··· Exercise input
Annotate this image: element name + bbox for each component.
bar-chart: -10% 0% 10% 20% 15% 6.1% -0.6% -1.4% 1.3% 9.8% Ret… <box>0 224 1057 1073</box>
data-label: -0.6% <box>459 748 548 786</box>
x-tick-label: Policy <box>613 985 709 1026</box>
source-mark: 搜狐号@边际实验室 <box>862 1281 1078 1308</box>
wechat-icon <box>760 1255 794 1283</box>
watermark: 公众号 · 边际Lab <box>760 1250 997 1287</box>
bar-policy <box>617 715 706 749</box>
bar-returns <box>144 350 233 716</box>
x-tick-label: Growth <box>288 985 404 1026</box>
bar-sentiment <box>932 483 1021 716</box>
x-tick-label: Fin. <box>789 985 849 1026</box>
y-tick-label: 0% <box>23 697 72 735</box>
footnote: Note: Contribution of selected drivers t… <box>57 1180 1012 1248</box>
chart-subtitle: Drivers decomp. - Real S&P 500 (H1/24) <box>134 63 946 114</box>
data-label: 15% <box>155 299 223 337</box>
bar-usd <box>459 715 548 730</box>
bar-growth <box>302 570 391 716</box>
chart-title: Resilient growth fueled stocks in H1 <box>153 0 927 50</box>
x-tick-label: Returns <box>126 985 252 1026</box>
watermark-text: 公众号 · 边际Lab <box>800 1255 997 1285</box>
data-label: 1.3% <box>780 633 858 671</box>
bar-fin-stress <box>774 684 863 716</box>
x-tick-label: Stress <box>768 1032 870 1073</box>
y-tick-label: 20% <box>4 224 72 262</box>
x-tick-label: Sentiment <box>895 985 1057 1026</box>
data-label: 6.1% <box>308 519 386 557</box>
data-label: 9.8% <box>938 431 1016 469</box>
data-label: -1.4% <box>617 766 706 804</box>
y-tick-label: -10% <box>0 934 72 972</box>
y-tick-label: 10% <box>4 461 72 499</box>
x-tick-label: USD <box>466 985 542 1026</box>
······
## Task goal:
Arrange the data items as a Markdown table with the columns Row and Line, numbering each line and omitting blank lines. Begin at the start of the data items and stop after the line that contains "x-tick-label: Policy <box>613".

## Answer:
| Row | Line |
|---|---|
| 1 | Annotate this image: element name + bbox for each component. |
| 2 | bar-chart: -10% 0% 10% 20% 15% 6.1% -0.6% -1.4% 1.3% 9.8% Ret… <box>0 224 1057 1073</box> |
| 3 | data-label: -0.6% <box>459 748 548 786</box> |
| 4 | x-tick-label: Policy <box>613 985 709 1026</box> |